Records provided:
○ ○ ○ ○

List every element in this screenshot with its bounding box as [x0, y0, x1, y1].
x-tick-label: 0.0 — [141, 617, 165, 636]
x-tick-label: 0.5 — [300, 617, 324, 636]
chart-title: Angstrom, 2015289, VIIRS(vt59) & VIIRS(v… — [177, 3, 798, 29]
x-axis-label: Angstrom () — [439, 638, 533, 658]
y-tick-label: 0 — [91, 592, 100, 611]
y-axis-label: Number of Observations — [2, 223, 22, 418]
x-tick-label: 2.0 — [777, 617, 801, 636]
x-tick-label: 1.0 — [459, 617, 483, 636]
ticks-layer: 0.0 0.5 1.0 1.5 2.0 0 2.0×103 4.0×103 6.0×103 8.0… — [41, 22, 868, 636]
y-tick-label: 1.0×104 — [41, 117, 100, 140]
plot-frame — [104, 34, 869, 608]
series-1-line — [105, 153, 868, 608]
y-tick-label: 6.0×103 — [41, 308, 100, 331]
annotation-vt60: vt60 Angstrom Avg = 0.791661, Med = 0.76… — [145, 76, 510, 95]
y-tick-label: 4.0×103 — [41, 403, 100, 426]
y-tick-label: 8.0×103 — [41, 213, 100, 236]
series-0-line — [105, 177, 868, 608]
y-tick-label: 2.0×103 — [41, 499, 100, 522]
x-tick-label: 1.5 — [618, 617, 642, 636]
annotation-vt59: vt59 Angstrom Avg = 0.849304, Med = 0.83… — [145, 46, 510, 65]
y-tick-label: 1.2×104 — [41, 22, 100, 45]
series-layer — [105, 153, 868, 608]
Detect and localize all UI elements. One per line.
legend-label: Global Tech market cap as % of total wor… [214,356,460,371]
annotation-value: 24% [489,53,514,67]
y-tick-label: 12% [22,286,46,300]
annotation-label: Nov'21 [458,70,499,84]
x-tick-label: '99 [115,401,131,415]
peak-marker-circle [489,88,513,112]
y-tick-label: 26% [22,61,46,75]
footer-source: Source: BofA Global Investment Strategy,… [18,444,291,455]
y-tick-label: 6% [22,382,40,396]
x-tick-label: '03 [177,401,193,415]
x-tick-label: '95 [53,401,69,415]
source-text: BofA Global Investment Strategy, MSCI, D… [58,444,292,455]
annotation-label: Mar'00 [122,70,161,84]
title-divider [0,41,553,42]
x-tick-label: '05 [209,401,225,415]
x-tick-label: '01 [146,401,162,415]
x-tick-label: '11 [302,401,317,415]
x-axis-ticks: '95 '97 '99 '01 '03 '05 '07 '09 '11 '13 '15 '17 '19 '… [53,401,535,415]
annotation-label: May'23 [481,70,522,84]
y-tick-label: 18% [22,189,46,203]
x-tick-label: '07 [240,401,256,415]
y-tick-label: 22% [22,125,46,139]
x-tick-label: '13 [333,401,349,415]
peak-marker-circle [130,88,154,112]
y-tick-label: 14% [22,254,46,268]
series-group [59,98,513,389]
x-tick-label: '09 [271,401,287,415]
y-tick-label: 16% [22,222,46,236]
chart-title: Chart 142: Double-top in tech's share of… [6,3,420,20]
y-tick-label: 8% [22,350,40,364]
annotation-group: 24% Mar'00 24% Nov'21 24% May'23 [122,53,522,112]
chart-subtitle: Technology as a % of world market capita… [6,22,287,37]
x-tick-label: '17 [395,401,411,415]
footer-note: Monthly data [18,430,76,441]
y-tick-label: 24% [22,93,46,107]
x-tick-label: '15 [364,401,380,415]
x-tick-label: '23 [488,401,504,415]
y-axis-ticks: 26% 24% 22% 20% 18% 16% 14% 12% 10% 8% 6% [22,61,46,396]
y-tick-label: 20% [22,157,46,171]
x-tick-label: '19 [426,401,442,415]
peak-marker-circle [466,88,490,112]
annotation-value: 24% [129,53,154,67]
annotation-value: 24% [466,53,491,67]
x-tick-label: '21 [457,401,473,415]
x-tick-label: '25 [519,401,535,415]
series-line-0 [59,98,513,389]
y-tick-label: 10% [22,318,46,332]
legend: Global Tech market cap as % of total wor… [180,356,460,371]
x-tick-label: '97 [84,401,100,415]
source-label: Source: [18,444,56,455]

○ ○ ○ ○

What is required: Repeat every line of the listing with "peak-marker-circle" switched to "peak-marker-ring", leaving all else as it stands.

Correct output:
List every element in this screenshot with its bounding box as [x0, y0, x1, y1].
x-tick-label: 0.0 — [141, 617, 165, 636]
x-tick-label: 0.5 — [300, 617, 324, 636]
chart-title: Angstrom, 2015289, VIIRS(vt59) & VIIRS(v… — [177, 3, 798, 29]
x-axis-label: Angstrom () — [439, 638, 533, 658]
y-tick-label: 0 — [91, 592, 100, 611]
y-axis-label: Number of Observations — [2, 223, 22, 418]
x-tick-label: 2.0 — [777, 617, 801, 636]
x-tick-label: 1.0 — [459, 617, 483, 636]
ticks-layer: 0.0 0.5 1.0 1.5 2.0 0 2.0×103 4.0×103 6.0×103 8.0… — [41, 22, 868, 636]
y-tick-label: 1.0×104 — [41, 117, 100, 140]
plot-frame — [104, 34, 869, 608]
series-1-line — [105, 153, 868, 608]
y-tick-label: 6.0×103 — [41, 308, 100, 331]
annotation-vt60: vt60 Angstrom Avg = 0.791661, Med = 0.76… — [145, 76, 510, 95]
y-tick-label: 4.0×103 — [41, 403, 100, 426]
y-tick-label: 8.0×103 — [41, 213, 100, 236]
series-0-line — [105, 177, 868, 608]
y-tick-label: 2.0×103 — [41, 499, 100, 522]
x-tick-label: 1.5 — [618, 617, 642, 636]
annotation-vt59: vt59 Angstrom Avg = 0.849304, Med = 0.83… — [145, 46, 510, 65]
y-tick-label: 1.2×104 — [41, 22, 100, 45]
series-layer — [105, 153, 868, 608]
Detect and localize all UI elements. One per line.
legend-label: Global Tech market cap as % of total wor… [214,356,460,371]
annotation-value: 24% [489,53,514,67]
y-tick-label: 12% [22,286,46,300]
annotation-label: Nov'21 [458,70,499,84]
x-tick-label: '99 [115,401,131,415]
peak-marker-ring [489,88,513,112]
y-tick-label: 26% [22,61,46,75]
footer-source: Source: BofA Global Investment Strategy,… [18,444,291,455]
y-tick-label: 6% [22,382,40,396]
x-tick-label: '03 [177,401,193,415]
x-tick-label: '95 [53,401,69,415]
source-text: BofA Global Investment Strategy, MSCI, D… [58,444,292,455]
annotation-label: Mar'00 [122,70,161,84]
title-divider [0,41,553,42]
x-tick-label: '05 [209,401,225,415]
x-tick-label: '01 [146,401,162,415]
x-tick-label: '11 [302,401,317,415]
x-axis-ticks: '95 '97 '99 '01 '03 '05 '07 '09 '11 '13 '15 '17 '19 '… [53,401,535,415]
annotation-label: May'23 [481,70,522,84]
y-tick-label: 18% [22,189,46,203]
x-tick-label: '07 [240,401,256,415]
y-tick-label: 22% [22,125,46,139]
x-tick-label: '13 [333,401,349,415]
peak-marker-ring [130,88,154,112]
y-tick-label: 14% [22,254,46,268]
series-group [59,98,513,389]
x-tick-label: '09 [271,401,287,415]
y-tick-label: 16% [22,222,46,236]
chart-title: Chart 142: Double-top in tech's share of… [6,3,420,20]
y-tick-label: 8% [22,350,40,364]
annotation-group: 24% Mar'00 24% Nov'21 24% May'23 [122,53,522,112]
chart-subtitle: Technology as a % of world market capita… [6,22,287,37]
x-tick-label: '17 [395,401,411,415]
footer-note: Monthly data [18,430,76,441]
y-tick-label: 24% [22,93,46,107]
x-tick-label: '15 [364,401,380,415]
x-tick-label: '23 [488,401,504,415]
y-axis-ticks: 26% 24% 22% 20% 18% 16% 14% 12% 10% 8% 6% [22,61,46,396]
y-tick-label: 20% [22,157,46,171]
x-tick-label: '19 [426,401,442,415]
peak-marker-ring [466,88,490,112]
annotation-value: 24% [129,53,154,67]
annotation-value: 24% [466,53,491,67]
x-tick-label: '21 [457,401,473,415]
x-tick-label: '25 [519,401,535,415]
series-line-0 [59,98,513,389]
y-tick-label: 10% [22,318,46,332]
legend: Global Tech market cap as % of total wor… [180,356,460,371]
x-tick-label: '97 [84,401,100,415]
source-label: Source: [18,444,56,455]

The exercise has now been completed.